[BEGIN GIVEN ENTRIES]

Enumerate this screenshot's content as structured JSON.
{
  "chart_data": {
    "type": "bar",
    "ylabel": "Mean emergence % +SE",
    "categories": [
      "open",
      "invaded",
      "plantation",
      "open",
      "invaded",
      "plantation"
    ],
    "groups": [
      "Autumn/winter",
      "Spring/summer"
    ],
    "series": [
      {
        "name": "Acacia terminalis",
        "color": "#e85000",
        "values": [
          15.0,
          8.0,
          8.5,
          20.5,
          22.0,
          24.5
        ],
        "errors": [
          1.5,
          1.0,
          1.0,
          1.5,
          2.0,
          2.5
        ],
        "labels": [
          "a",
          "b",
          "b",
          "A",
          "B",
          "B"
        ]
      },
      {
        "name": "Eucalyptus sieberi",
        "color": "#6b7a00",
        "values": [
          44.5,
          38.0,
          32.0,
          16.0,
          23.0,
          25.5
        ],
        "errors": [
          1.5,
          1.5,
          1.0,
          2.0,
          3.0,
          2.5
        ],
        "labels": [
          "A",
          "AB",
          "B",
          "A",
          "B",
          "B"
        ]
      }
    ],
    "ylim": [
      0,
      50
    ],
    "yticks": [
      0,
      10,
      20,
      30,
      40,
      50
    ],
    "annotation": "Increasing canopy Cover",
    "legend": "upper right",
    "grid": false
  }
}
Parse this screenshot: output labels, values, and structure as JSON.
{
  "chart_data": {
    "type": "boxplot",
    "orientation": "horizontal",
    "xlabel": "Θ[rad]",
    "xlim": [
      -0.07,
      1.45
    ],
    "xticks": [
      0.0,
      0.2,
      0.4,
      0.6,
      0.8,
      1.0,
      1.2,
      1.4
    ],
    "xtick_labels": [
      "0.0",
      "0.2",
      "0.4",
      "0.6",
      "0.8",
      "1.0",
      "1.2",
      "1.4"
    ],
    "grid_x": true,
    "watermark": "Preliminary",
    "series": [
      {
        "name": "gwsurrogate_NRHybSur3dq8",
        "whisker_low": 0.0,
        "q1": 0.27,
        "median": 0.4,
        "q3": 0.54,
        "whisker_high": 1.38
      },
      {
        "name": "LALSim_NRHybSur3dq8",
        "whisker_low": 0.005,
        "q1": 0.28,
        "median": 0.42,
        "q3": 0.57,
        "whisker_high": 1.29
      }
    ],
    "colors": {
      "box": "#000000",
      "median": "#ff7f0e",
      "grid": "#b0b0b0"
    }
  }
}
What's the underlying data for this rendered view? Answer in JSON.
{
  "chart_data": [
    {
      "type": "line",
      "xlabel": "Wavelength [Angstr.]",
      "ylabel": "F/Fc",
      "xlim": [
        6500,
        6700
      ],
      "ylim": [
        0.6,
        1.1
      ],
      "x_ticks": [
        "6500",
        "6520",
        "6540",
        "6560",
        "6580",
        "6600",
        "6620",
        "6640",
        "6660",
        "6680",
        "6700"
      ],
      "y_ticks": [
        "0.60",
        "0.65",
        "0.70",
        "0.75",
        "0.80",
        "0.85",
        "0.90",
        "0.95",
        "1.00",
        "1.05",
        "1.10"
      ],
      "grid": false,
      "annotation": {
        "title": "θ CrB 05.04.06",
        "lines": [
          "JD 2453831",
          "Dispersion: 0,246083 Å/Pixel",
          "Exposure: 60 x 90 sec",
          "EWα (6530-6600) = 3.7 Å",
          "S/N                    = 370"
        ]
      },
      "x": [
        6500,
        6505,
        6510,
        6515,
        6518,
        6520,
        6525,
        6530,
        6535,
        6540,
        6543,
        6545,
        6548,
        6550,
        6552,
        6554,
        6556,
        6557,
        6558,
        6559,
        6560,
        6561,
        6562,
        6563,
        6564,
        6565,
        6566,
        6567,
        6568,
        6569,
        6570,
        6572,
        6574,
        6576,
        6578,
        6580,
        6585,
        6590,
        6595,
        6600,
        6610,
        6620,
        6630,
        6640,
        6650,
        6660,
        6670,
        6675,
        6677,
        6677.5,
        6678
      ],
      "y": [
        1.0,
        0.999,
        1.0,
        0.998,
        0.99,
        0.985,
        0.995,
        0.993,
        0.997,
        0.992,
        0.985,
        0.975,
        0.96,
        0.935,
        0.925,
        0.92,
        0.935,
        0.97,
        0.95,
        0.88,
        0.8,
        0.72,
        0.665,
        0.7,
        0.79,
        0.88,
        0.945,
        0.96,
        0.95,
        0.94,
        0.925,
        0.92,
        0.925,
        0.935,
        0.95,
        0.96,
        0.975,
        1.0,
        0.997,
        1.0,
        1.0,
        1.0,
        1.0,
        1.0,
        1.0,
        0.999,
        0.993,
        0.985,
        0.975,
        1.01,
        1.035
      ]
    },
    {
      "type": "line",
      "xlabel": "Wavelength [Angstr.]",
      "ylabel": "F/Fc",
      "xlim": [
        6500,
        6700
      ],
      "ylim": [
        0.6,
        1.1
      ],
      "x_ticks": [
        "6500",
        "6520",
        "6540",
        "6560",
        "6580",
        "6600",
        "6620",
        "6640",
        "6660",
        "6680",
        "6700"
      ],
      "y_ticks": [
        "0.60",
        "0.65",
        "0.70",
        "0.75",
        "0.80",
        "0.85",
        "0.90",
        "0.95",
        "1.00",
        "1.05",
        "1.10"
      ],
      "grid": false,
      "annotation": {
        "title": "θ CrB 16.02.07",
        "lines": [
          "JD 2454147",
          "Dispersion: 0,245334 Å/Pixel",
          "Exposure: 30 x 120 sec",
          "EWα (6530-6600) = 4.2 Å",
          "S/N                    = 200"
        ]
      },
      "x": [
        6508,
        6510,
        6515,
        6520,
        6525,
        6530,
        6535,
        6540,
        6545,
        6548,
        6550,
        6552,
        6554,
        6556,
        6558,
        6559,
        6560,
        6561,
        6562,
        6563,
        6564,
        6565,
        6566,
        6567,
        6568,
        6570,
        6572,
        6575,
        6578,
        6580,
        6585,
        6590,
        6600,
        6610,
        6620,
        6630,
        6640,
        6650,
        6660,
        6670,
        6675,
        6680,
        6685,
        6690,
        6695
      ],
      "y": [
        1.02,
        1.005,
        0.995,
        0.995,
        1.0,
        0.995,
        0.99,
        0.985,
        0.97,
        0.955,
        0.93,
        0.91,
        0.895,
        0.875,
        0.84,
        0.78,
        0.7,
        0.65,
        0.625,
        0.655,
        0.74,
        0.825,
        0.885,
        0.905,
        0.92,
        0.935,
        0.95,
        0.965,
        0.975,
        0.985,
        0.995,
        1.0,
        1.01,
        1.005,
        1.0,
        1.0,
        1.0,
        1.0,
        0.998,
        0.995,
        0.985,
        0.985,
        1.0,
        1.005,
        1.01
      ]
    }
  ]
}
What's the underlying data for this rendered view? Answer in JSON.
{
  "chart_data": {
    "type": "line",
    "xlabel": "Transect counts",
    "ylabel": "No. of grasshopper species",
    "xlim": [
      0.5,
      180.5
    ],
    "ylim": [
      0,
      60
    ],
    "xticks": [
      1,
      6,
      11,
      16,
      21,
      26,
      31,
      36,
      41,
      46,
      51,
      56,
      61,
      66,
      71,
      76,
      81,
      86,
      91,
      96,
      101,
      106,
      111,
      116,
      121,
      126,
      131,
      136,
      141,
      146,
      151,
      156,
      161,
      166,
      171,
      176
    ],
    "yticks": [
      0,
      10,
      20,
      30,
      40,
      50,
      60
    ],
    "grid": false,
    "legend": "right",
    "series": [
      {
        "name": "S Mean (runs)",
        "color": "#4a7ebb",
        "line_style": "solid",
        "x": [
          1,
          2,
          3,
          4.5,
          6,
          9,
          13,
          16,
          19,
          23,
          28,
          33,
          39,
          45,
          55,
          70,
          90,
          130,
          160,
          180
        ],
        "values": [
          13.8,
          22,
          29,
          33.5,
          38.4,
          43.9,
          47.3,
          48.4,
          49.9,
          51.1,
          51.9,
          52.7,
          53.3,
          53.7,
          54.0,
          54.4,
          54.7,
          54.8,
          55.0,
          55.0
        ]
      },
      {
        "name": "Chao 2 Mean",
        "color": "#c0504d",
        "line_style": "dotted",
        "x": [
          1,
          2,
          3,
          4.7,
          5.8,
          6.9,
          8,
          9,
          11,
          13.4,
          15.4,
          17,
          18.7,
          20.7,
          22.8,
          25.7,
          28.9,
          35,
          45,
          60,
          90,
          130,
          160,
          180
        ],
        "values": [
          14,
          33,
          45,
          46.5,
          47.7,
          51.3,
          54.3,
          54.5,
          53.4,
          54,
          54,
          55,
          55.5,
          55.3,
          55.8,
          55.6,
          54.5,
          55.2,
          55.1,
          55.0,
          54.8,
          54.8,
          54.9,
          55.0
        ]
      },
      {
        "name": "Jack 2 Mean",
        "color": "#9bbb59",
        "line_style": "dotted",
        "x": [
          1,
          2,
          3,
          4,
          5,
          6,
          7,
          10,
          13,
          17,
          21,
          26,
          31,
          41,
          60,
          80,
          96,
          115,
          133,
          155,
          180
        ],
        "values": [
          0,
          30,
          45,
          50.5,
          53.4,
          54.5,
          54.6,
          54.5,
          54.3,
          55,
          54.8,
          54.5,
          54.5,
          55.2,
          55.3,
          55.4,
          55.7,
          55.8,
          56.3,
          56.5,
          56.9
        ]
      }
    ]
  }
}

[END GIVEN ENTRIES]

=== WHAT TO PRODUCE ===
Go through the records. Copy each line where "screenshot" appears.

=== WORKED ANSWER ===
Enumerate this screenshot's content as structured JSON.
Parse this screenshot: output labels, values, and structure as JSON.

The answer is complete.